### [INPUT ROWS]
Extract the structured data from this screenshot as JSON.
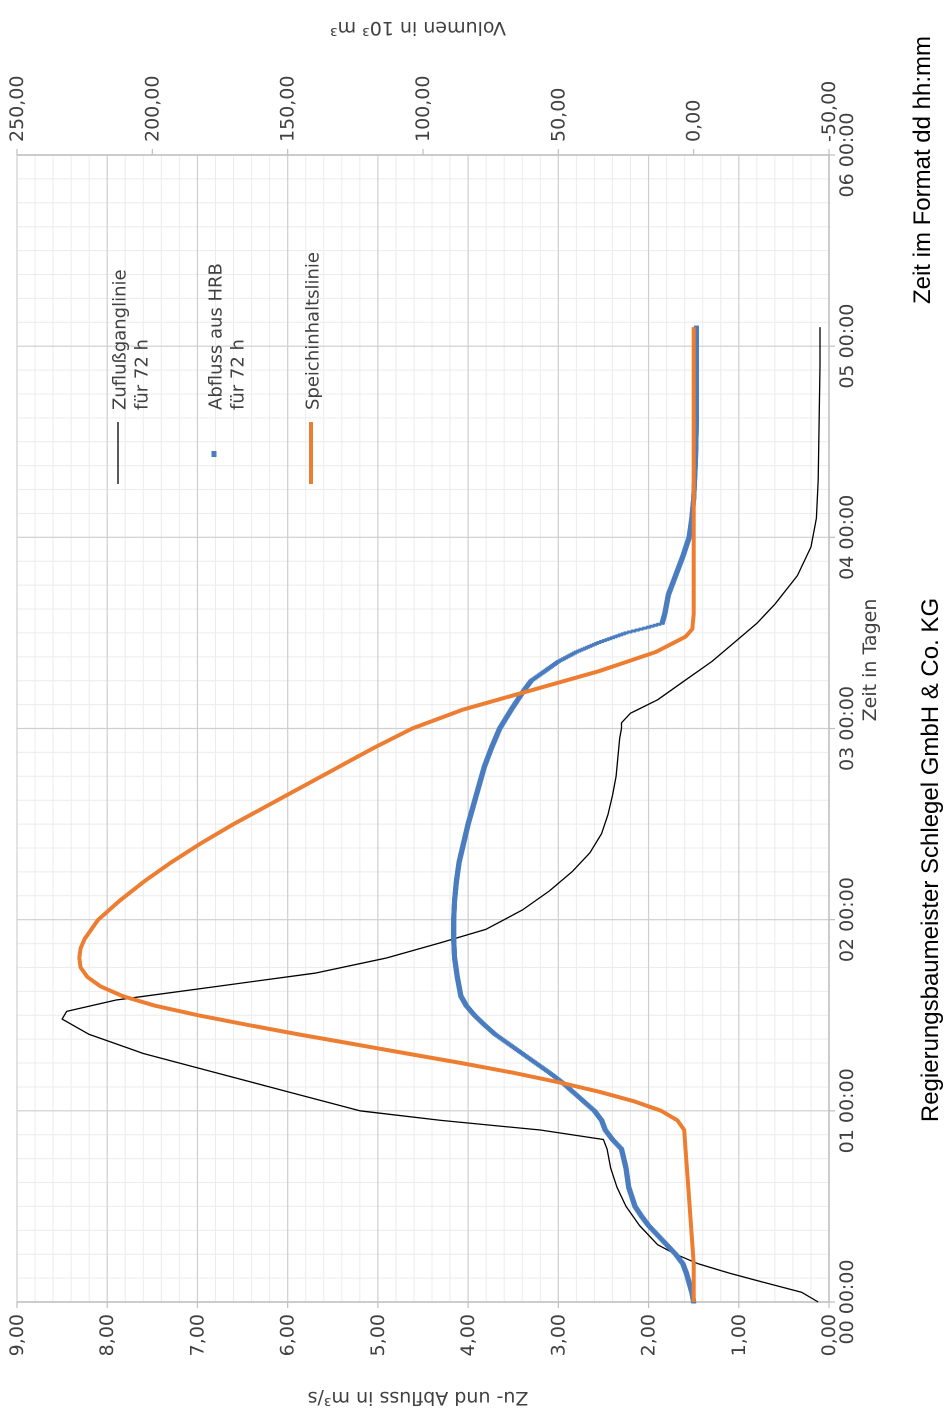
{
  "chart_data": {
    "type": "line",
    "orientation": "rotated 90° clockwise",
    "xlabel": "Zeit in Tagen",
    "x_unit_note": "Zeit im Format dd hh:mm",
    "x_range_days": [
      0,
      6
    ],
    "x_ticks": [
      "00 00:00",
      "01 00:00",
      "02 00:00",
      "03 00:00",
      "04 00:00",
      "05 00:00",
      "06 00:00"
    ],
    "ylabel_left": "Zu- und Abfluss in m³/s",
    "ylim_left": [
      0,
      9
    ],
    "y_ticks_left": [
      "0,00",
      "1,00",
      "2,00",
      "3,00",
      "4,00",
      "5,00",
      "6,00",
      "7,00",
      "8,00",
      "9,00"
    ],
    "ylabel_right": "Volumen in 10³ m³",
    "ylim_right": [
      -50,
      250
    ],
    "y_ticks_right": [
      "-50,00",
      "0,00",
      "50,00",
      "100,00",
      "150,00",
      "200,00",
      "250,00"
    ],
    "grid": true,
    "legend_position": "top-right",
    "credit": "Regierungsbaumeister Schlegel GmbH & Co. KG",
    "series": [
      {
        "name": "Zuflußganglinie für 72 h",
        "legend_lines": [
          "Zuflußganglinie",
          "für 72 h"
        ],
        "axis": "left",
        "style": "line",
        "color": "#000000",
        "points": [
          [
            0.0,
            0.12
          ],
          [
            0.05,
            0.3
          ],
          [
            0.1,
            0.7
          ],
          [
            0.15,
            1.1
          ],
          [
            0.2,
            1.45
          ],
          [
            0.25,
            1.7
          ],
          [
            0.3,
            1.9
          ],
          [
            0.4,
            2.1
          ],
          [
            0.5,
            2.25
          ],
          [
            0.6,
            2.35
          ],
          [
            0.7,
            2.42
          ],
          [
            0.8,
            2.46
          ],
          [
            0.85,
            2.5
          ],
          [
            0.9,
            3.2
          ],
          [
            0.95,
            4.3
          ],
          [
            1.0,
            5.2
          ],
          [
            1.1,
            6.0
          ],
          [
            1.2,
            6.8
          ],
          [
            1.3,
            7.6
          ],
          [
            1.4,
            8.2
          ],
          [
            1.48,
            8.5
          ],
          [
            1.52,
            8.45
          ],
          [
            1.58,
            7.9
          ],
          [
            1.65,
            6.8
          ],
          [
            1.72,
            5.7
          ],
          [
            1.8,
            4.9
          ],
          [
            1.88,
            4.3
          ],
          [
            1.95,
            3.8
          ],
          [
            2.05,
            3.4
          ],
          [
            2.15,
            3.1
          ],
          [
            2.25,
            2.85
          ],
          [
            2.35,
            2.65
          ],
          [
            2.45,
            2.52
          ],
          [
            2.55,
            2.45
          ],
          [
            2.65,
            2.4
          ],
          [
            2.75,
            2.36
          ],
          [
            2.85,
            2.34
          ],
          [
            2.95,
            2.32
          ],
          [
            3.0,
            2.3
          ],
          [
            3.03,
            2.3
          ],
          [
            3.08,
            2.2
          ],
          [
            3.15,
            1.9
          ],
          [
            3.25,
            1.6
          ],
          [
            3.35,
            1.3
          ],
          [
            3.45,
            1.05
          ],
          [
            3.55,
            0.8
          ],
          [
            3.65,
            0.6
          ],
          [
            3.8,
            0.35
          ],
          [
            3.95,
            0.2
          ],
          [
            4.1,
            0.14
          ],
          [
            4.3,
            0.12
          ],
          [
            4.6,
            0.11
          ],
          [
            4.9,
            0.1
          ],
          [
            5.1,
            0.1
          ]
        ]
      },
      {
        "name": "Abfluss aus HRB für 72 h",
        "legend_lines": [
          "Abfluss aus HRB",
          "für 72 h"
        ],
        "axis": "left",
        "style": "markers",
        "color": "#4a7dbf",
        "points": [
          [
            0.0,
            1.5
          ],
          [
            0.05,
            1.52
          ],
          [
            0.1,
            1.55
          ],
          [
            0.15,
            1.58
          ],
          [
            0.2,
            1.62
          ],
          [
            0.25,
            1.7
          ],
          [
            0.3,
            1.8
          ],
          [
            0.35,
            1.9
          ],
          [
            0.4,
            2.0
          ],
          [
            0.45,
            2.08
          ],
          [
            0.5,
            2.15
          ],
          [
            0.6,
            2.22
          ],
          [
            0.7,
            2.25
          ],
          [
            0.8,
            2.3
          ],
          [
            0.85,
            2.4
          ],
          [
            0.9,
            2.48
          ],
          [
            0.95,
            2.52
          ],
          [
            1.0,
            2.6
          ],
          [
            1.05,
            2.72
          ],
          [
            1.1,
            2.84
          ],
          [
            1.15,
            2.96
          ],
          [
            1.2,
            3.1
          ],
          [
            1.25,
            3.25
          ],
          [
            1.3,
            3.4
          ],
          [
            1.35,
            3.55
          ],
          [
            1.4,
            3.7
          ],
          [
            1.45,
            3.82
          ],
          [
            1.5,
            3.93
          ],
          [
            1.55,
            4.02
          ],
          [
            1.6,
            4.08
          ],
          [
            1.7,
            4.12
          ],
          [
            1.8,
            4.15
          ],
          [
            1.9,
            4.16
          ],
          [
            2.0,
            4.16
          ],
          [
            2.1,
            4.15
          ],
          [
            2.2,
            4.13
          ],
          [
            2.3,
            4.1
          ],
          [
            2.4,
            4.05
          ],
          [
            2.5,
            4.0
          ],
          [
            2.6,
            3.94
          ],
          [
            2.7,
            3.88
          ],
          [
            2.8,
            3.82
          ],
          [
            2.9,
            3.74
          ],
          [
            3.0,
            3.65
          ],
          [
            3.1,
            3.52
          ],
          [
            3.2,
            3.38
          ],
          [
            3.25,
            3.3
          ],
          [
            3.3,
            3.15
          ],
          [
            3.35,
            3.0
          ],
          [
            3.4,
            2.8
          ],
          [
            3.45,
            2.55
          ],
          [
            3.5,
            2.25
          ],
          [
            3.53,
            2.0
          ],
          [
            3.55,
            1.85
          ],
          [
            3.6,
            1.82
          ],
          [
            3.7,
            1.78
          ],
          [
            3.8,
            1.7
          ],
          [
            3.9,
            1.62
          ],
          [
            4.0,
            1.55
          ],
          [
            4.1,
            1.52
          ],
          [
            4.2,
            1.5
          ],
          [
            4.4,
            1.48
          ],
          [
            4.6,
            1.47
          ],
          [
            4.8,
            1.47
          ],
          [
            5.0,
            1.47
          ],
          [
            5.1,
            1.47
          ]
        ]
      },
      {
        "name": "Speichinhaltslinie",
        "legend_lines": [
          "Speichinhaltslinie"
        ],
        "axis": "right",
        "style": "line",
        "color": "#ed7d31",
        "points": [
          [
            0.0,
            0.0
          ],
          [
            0.2,
            0.0
          ],
          [
            0.4,
            1.0
          ],
          [
            0.6,
            2.0
          ],
          [
            0.8,
            3.0
          ],
          [
            0.9,
            3.5
          ],
          [
            0.95,
            6.0
          ],
          [
            1.0,
            12.0
          ],
          [
            1.05,
            22.0
          ],
          [
            1.1,
            35.0
          ],
          [
            1.15,
            50.0
          ],
          [
            1.2,
            67.0
          ],
          [
            1.25,
            86.0
          ],
          [
            1.3,
            106.0
          ],
          [
            1.35,
            126.0
          ],
          [
            1.4,
            146.0
          ],
          [
            1.45,
            165.0
          ],
          [
            1.5,
            183.0
          ],
          [
            1.55,
            199.0
          ],
          [
            1.6,
            211.0
          ],
          [
            1.65,
            219.0
          ],
          [
            1.7,
            224.0
          ],
          [
            1.75,
            226.5
          ],
          [
            1.8,
            227.0
          ],
          [
            1.85,
            226.5
          ],
          [
            1.9,
            225.0
          ],
          [
            2.0,
            220.0
          ],
          [
            2.1,
            212.0
          ],
          [
            2.2,
            203.0
          ],
          [
            2.3,
            193.0
          ],
          [
            2.4,
            182.0
          ],
          [
            2.5,
            170.0
          ],
          [
            2.6,
            157.0
          ],
          [
            2.7,
            144.0
          ],
          [
            2.8,
            131.0
          ],
          [
            2.9,
            118.0
          ],
          [
            3.0,
            104.0
          ],
          [
            3.1,
            85.0
          ],
          [
            3.2,
            60.0
          ],
          [
            3.3,
            35.0
          ],
          [
            3.4,
            14.0
          ],
          [
            3.48,
            3.0
          ],
          [
            3.52,
            0.5
          ],
          [
            3.6,
            0.0
          ],
          [
            4.0,
            0.0
          ],
          [
            4.5,
            0.0
          ],
          [
            5.1,
            0.0
          ]
        ]
      }
    ]
  }
}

### [THE TASK]
Find the lines with the string "Zuflußganglinie" and reproduce them.

### [SOLUTION TO THE EXERCISE]
        "name": "Zuflußganglinie für 72 h",
          "Zuflußganglinie",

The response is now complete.